• **What is required**
Listed below are entries; give the number of lines among them that include "name", and only that number.

Recorded data:

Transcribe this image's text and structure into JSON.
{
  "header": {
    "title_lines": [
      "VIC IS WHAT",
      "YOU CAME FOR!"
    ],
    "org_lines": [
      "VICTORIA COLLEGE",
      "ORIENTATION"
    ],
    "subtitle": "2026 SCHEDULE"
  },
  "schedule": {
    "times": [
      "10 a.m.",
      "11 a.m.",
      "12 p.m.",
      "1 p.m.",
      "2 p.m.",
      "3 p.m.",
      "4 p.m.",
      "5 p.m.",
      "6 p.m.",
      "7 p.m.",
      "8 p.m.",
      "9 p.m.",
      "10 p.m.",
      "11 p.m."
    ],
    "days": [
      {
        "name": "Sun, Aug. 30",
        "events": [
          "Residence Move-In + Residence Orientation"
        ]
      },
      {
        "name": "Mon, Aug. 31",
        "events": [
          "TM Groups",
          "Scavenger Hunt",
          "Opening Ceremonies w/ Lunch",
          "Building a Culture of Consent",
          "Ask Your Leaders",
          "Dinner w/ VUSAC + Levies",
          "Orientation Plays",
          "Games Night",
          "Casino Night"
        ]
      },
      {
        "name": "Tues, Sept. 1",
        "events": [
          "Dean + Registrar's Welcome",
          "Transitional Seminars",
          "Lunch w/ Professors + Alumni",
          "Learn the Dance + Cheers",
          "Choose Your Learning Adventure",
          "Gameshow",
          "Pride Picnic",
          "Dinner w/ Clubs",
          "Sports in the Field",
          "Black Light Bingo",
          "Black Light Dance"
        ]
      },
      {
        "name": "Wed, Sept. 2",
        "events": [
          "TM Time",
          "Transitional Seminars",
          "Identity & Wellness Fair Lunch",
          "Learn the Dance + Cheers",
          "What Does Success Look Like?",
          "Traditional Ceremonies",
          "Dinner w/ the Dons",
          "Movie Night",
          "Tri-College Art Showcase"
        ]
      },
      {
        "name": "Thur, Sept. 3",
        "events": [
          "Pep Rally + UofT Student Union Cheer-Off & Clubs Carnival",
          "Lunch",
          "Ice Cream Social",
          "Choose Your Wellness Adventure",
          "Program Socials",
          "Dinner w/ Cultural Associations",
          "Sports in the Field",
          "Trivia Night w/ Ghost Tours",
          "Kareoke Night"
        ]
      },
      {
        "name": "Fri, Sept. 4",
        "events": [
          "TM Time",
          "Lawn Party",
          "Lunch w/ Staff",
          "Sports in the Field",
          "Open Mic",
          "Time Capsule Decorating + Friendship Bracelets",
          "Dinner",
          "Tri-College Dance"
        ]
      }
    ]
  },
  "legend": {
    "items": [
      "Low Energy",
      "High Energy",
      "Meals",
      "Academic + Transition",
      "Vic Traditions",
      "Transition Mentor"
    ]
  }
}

• **Completed task**
6